*Supplied material*
((
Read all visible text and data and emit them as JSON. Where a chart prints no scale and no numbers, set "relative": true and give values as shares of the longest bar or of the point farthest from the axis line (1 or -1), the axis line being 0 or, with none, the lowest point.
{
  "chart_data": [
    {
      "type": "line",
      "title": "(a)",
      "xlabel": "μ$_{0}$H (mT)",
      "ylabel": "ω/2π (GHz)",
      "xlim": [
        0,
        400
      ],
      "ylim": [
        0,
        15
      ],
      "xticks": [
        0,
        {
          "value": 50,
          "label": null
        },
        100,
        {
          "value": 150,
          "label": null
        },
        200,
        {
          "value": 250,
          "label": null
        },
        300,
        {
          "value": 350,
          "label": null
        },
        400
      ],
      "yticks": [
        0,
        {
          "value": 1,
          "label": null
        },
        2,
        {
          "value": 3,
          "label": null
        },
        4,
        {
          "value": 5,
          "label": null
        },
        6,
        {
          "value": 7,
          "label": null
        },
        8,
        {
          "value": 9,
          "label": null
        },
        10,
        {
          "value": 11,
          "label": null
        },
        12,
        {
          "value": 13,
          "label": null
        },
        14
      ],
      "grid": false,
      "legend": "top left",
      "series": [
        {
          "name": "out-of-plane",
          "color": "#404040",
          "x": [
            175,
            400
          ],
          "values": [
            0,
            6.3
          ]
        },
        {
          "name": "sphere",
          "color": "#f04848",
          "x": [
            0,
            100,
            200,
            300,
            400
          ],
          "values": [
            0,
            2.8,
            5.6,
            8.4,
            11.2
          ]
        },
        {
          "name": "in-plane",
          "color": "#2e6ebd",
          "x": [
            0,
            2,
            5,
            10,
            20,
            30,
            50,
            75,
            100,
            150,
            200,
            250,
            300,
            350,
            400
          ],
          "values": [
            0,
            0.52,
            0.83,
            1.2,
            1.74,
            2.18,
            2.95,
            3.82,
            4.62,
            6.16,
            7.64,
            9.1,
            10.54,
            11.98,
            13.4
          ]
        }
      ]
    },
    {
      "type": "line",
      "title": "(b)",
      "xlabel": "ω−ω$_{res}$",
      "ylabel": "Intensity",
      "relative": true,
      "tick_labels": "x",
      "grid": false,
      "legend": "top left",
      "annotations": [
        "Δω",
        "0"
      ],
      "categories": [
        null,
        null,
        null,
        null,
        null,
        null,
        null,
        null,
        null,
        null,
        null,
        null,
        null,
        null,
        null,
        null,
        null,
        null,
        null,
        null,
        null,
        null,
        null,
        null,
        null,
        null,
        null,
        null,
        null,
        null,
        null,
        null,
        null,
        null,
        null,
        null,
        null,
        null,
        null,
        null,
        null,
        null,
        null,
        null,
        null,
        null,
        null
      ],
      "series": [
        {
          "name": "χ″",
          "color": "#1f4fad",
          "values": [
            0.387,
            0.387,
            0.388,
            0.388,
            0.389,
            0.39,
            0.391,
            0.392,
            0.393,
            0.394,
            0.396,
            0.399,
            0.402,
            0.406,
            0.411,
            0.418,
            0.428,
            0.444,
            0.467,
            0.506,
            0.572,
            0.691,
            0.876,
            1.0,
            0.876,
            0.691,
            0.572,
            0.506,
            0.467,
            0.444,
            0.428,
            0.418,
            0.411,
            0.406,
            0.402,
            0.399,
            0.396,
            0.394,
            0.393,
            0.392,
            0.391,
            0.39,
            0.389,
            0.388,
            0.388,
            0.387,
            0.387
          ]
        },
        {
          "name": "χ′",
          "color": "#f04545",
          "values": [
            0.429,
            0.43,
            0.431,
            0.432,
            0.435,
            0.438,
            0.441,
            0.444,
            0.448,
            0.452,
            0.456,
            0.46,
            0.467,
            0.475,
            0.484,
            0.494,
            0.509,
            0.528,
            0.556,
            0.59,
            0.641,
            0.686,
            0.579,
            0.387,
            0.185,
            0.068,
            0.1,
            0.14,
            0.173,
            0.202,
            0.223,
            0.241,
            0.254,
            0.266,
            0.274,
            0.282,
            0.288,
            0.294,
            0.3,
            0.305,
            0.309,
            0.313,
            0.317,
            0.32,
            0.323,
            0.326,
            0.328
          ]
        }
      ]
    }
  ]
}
))
*Given task*
Write down every line of the data exactly as it appears above.

*Response to the task*
Read all visible text and data and emit them as JSON. Where a chart prints no scale and no numbers, set "relative": true and give values as shares of the longest bar or of the point farthest from the axis line (1 or -1), the axis line being 0 or, with none, the lowest point.
{
  "chart_data": [
    {
      "type": "line",
      "title": "(a)",
      "xlabel": "μ$_{0}$H (mT)",
      "ylabel": "ω/2π (GHz)",
      "xlim": [
        0,
        400
      ],
      "ylim": [
        0,
        15
      ],
      "xticks": [
        0,
        {
          "value": 50,
          "label": null
        },
        100,
        {
          "value": 150,
          "label": null
        },
        200,
        {
          "value": 250,
          "label": null
        },
        300,
        {
          "value": 350,
          "label": null
        },
        400
      ],
      "yticks": [
        0,
        {
          "value": 1,
          "label": null
        },
        2,
        {
          "value": 3,
          "label": null
        },
        4,
        {
          "value": 5,
          "label": null
        },
        6,
        {
          "value": 7,
          "label": null
        },
        8,
        {
          "value": 9,
          "label": null
        },
        10,
        {
          "value": 11,
          "label": null
        },
        12,
        {
          "value": 13,
          "label": null
        },
        14
      ],
      "grid": false,
      "legend": "top left",
      "series": [
        {
          "name": "out-of-plane",
          "color": "#404040",
          "x": [
            175,
            400
          ],
          "values": [
            0,
            6.3
          ]
        },
        {
          "name": "sphere",
          "color": "#f04848",
          "x": [
            0,
            100,
            200,
            300,
            400
          ],
          "values": [
            0,
            2.8,
            5.6,
            8.4,
            11.2
          ]
        },
        {
          "name": "in-plane",
          "color": "#2e6ebd",
          "x": [
            0,
            2,
            5,
            10,
            20,
            30,
            50,
            75,
            100,
            150,
            200,
            250,
            300,
            350,
            400
          ],
          "values": [
            0,
            0.52,
            0.83,
            1.2,
            1.74,
            2.18,
            2.95,
            3.82,
            4.62,
            6.16,
            7.64,
            9.1,
            10.54,
            11.98,
            13.4
          ]
        }
      ]
    },
    {
      "type": "line",
      "title": "(b)",
      "xlabel": "ω−ω$_{res}$",
      "ylabel": "Intensity",
      "relative": true,
      "tick_labels": "x",
      "grid": false,
      "legend": "top left",
      "annotations": [
        "Δω",
        "0"
      ],
      "categories": [
        null,
        null,
        null,
        null,
        null,
        null,
        null,
        null,
        null,
        null,
        null,
        null,
        null,
        null,
        null,
        null,
        null,
        null,
        null,
        null,
        null,
        null,
        null,
        null,
        null,
        null,
        null,
        null,
        null,
        null,
        null,
        null,
        null,
        null,
        null,
        null,
        null,
        null,
        null,
        null,
        null,
        null,
        null,
        null,
        null,
        null,
        null
      ],
      "series": [
        {
          "name": "χ″",
          "color": "#1f4fad",
          "values": [
            0.387,
            0.387,
            0.388,
            0.388,
            0.389,
            0.39,
            0.391,
            0.392,
            0.393,
            0.394,
            0.396,
            0.399,
            0.402,
            0.406,
            0.411,
            0.418,
            0.428,
            0.444,
            0.467,
            0.506,
            0.572,
            0.691,
            0.876,
            1.0,
            0.876,
            0.691,
            0.572,
            0.506,
            0.467,
            0.444,
            0.428,
            0.418,
            0.411,
            0.406,
            0.402,
            0.399,
            0.396,
            0.394,
            0.393,
            0.392,
            0.391,
            0.39,
            0.389,
            0.388,
            0.388,
            0.387,
            0.387
          ]
        },
        {
          "name": "χ′",
          "color": "#f04545",
          "values": [
            0.429,
            0.43,
            0.431,
            0.432,
            0.435,
            0.438,
            0.441,
            0.444,
            0.448,
            0.452,
            0.456,
            0.46,
            0.467,
            0.475,
            0.484,
            0.494,
            0.509,
            0.528,
            0.556,
            0.59,
            0.641,
            0.686,
            0.579,
            0.387,
            0.185,
            0.068,
            0.1,
            0.14,
            0.173,
            0.202,
            0.223,
            0.241,
            0.254,
            0.266,
            0.274,
            0.282,
            0.288,
            0.294,
            0.3,
            0.305,
            0.309,
            0.313,
            0.317,
            0.32,
            0.323,
            0.326,
            0.328
          ]
        }
      ]
    }
  ]
}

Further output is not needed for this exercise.